Source records:
= = =

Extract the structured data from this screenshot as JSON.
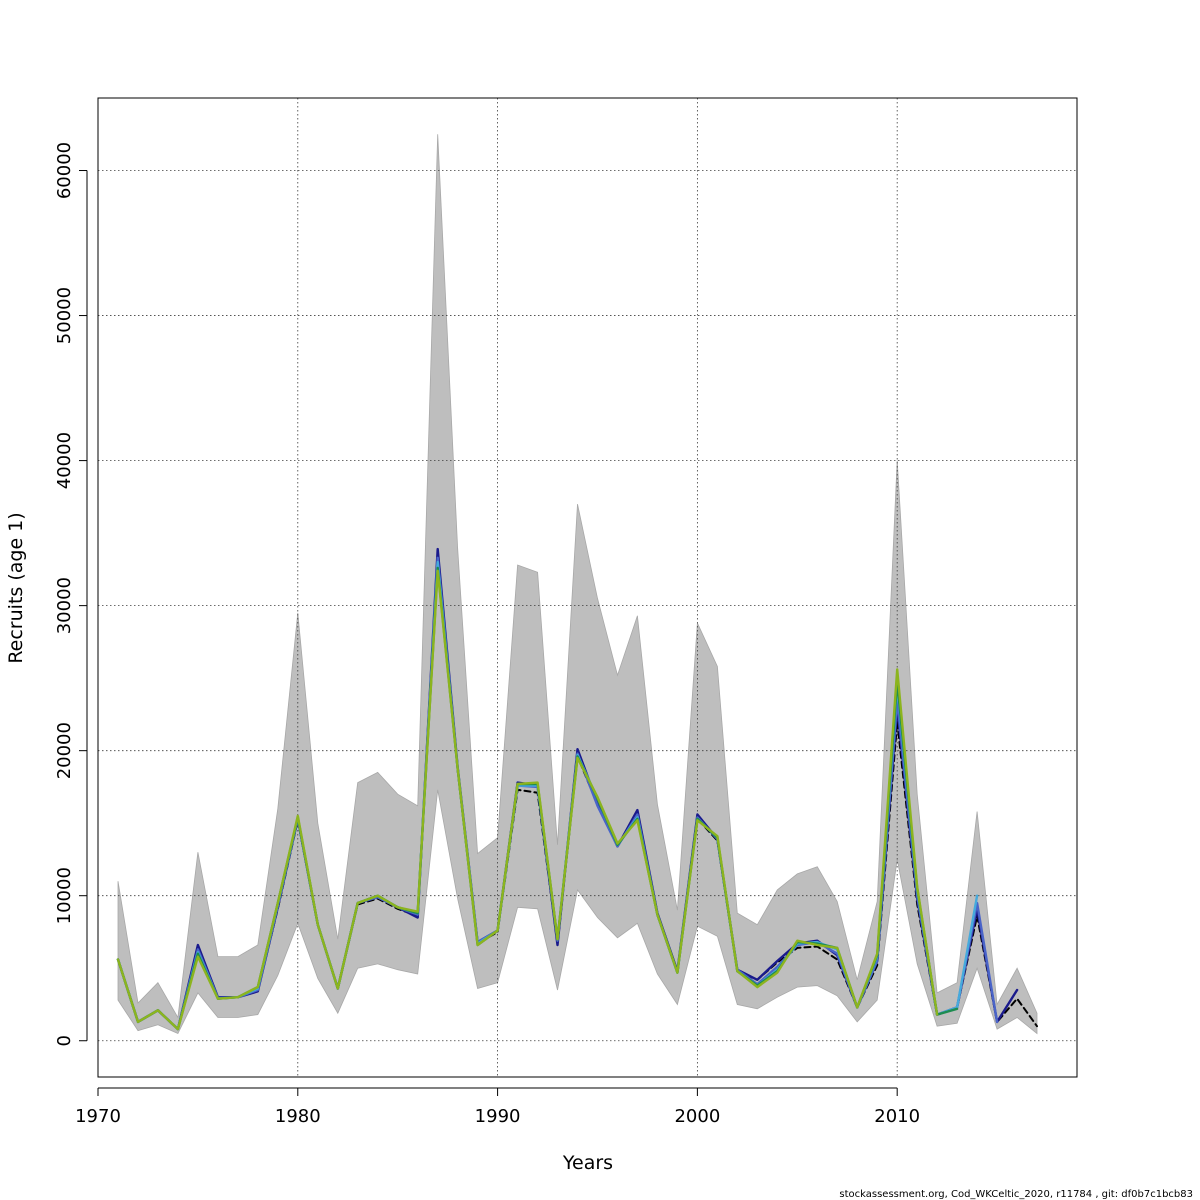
{
  "chart_data": {
    "type": "line",
    "xlabel": "Years",
    "ylabel": "Recruits (age 1)",
    "footer": "stockassessment.org, Cod_WKCeltic_2020, r11784 , git: df0b7c1bcb83",
    "xlim": [
      1970,
      2019
    ],
    "ylim": [
      -2500,
      65000
    ],
    "x_ticks": [
      1970,
      1980,
      1990,
      2000,
      2010
    ],
    "y_ticks": [
      0,
      10000,
      20000,
      30000,
      40000,
      50000,
      60000
    ],
    "grid": true,
    "years": [
      1971,
      1972,
      1973,
      1974,
      1975,
      1976,
      1977,
      1978,
      1979,
      1980,
      1981,
      1982,
      1983,
      1984,
      1985,
      1986,
      1987,
      1988,
      1989,
      1990,
      1991,
      1992,
      1993,
      1994,
      1995,
      1996,
      1997,
      1998,
      1999,
      2000,
      2001,
      2002,
      2003,
      2004,
      2005,
      2006,
      2007,
      2008,
      2009,
      2010,
      2011,
      2012,
      2013,
      2014,
      2015,
      2016,
      2017
    ],
    "confidence_band": {
      "color": "#bebebe",
      "upper": [
        11000,
        2600,
        4000,
        1600,
        13000,
        5800,
        5800,
        6600,
        16000,
        29500,
        15000,
        7000,
        17800,
        18500,
        17000,
        16200,
        62500,
        34000,
        12900,
        14000,
        32800,
        32300,
        13500,
        37000,
        30500,
        25200,
        29300,
        16300,
        9000,
        28800,
        25800,
        8800,
        8000,
        10400,
        11500,
        12000,
        9600,
        4200,
        9600,
        40000,
        17000,
        3300,
        4000,
        15800,
        2500,
        5000,
        1900
      ],
      "lower": [
        2800,
        700,
        1100,
        500,
        3300,
        1600,
        1600,
        1800,
        4500,
        8100,
        4300,
        1900,
        5000,
        5300,
        4900,
        4600,
        17300,
        9800,
        3600,
        4000,
        9200,
        9100,
        3500,
        10400,
        8500,
        7100,
        8100,
        4600,
        2500,
        7900,
        7200,
        2500,
        2200,
        3000,
        3700,
        3800,
        3100,
        1300,
        2800,
        12500,
        5300,
        1000,
        1200,
        5000,
        800,
        1600,
        500
      ]
    },
    "series": [
      {
        "color": "#000000",
        "dashed": true,
        "values": [
          5600,
          1300,
          2100,
          800,
          6400,
          2900,
          3000,
          3500,
          9100,
          15200,
          8000,
          3600,
          9400,
          9800,
          9100,
          8600,
          33500,
          18700,
          6700,
          7500,
          17300,
          17100,
          6700,
          19600,
          16300,
          13400,
          15600,
          8700,
          4700,
          15300,
          13800,
          4800,
          4200,
          5400,
          6400,
          6500,
          5600,
          2300,
          5200,
          22000,
          9400,
          1800,
          2300,
          8600,
          1300,
          2900,
          1000
        ]
      },
      {
        "color": "#1a1a8c",
        "dashed": false,
        "values": [
          5600,
          1300,
          2100,
          800,
          6600,
          3000,
          3000,
          3400,
          9200,
          15300,
          8000,
          3600,
          9500,
          9900,
          9200,
          8500,
          33900,
          18900,
          6800,
          7600,
          17800,
          17600,
          6600,
          20100,
          16400,
          13400,
          15900,
          8800,
          4800,
          15600,
          13900,
          4900,
          4200,
          5500,
          6700,
          6900,
          5900,
          2300,
          5500,
          23000,
          9800,
          1800,
          2300,
          9100,
          1300,
          3500
        ]
      },
      {
        "color": "#4a64c8",
        "dashed": false,
        "values": [
          5600,
          1300,
          2100,
          800,
          6300,
          2950,
          3000,
          3500,
          9300,
          15300,
          8000,
          3600,
          9500,
          9900,
          9200,
          8700,
          33300,
          18800,
          6800,
          7600,
          17600,
          17500,
          6900,
          19800,
          16200,
          13400,
          15600,
          8700,
          4700,
          15400,
          13900,
          4900,
          3900,
          5100,
          6600,
          6800,
          6000,
          2300,
          5500,
          23500,
          10000,
          1800,
          2300,
          9500,
          1300
        ]
      },
      {
        "color": "#46aadc",
        "dashed": false,
        "values": [
          5600,
          1300,
          2100,
          800,
          6100,
          2900,
          3000,
          3600,
          9400,
          15400,
          8000,
          3600,
          9500,
          10000,
          9200,
          8800,
          33000,
          18800,
          6700,
          7600,
          17600,
          17600,
          7000,
          19700,
          16700,
          13500,
          15400,
          8700,
          4700,
          15300,
          14000,
          4800,
          3800,
          4900,
          6700,
          6800,
          6300,
          2300,
          5800,
          24500,
          10400,
          1800,
          2300,
          10000
        ]
      },
      {
        "color": "#1e8c50",
        "dashed": false,
        "values": [
          5600,
          1300,
          2100,
          800,
          6000,
          2900,
          3000,
          3700,
          9500,
          15400,
          8000,
          3600,
          9500,
          10000,
          9200,
          8800,
          32600,
          18800,
          6600,
          7600,
          17700,
          17700,
          7000,
          19600,
          16700,
          13500,
          15300,
          8700,
          4700,
          15300,
          14000,
          4800,
          3800,
          4800,
          6800,
          6700,
          6400,
          2300,
          5900,
          24800,
          10500,
          1800,
          2200
        ]
      },
      {
        "color": "#8cb41e",
        "dashed": false,
        "values": [
          5600,
          1300,
          2100,
          800,
          5800,
          2900,
          3000,
          3700,
          9500,
          15500,
          8000,
          3600,
          9500,
          10000,
          9200,
          8900,
          32400,
          18800,
          6600,
          7600,
          17700,
          17800,
          7000,
          19500,
          16800,
          13600,
          15200,
          8700,
          4700,
          15200,
          14100,
          4800,
          3700,
          4700,
          6900,
          6600,
          6400,
          2300,
          6000,
          25600,
          10600,
          1800
        ]
      }
    ]
  }
}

= = =

Which lines hold the word "color"? Copy all of them.

→ Response for this exercise:
      "color": "#bebebe",
        "color": "#000000",
        "color": "#1a1a8c",
        "color": "#4a64c8",
        "color": "#46aadc",
        "color": "#1e8c50",
        "color": "#8cb41e",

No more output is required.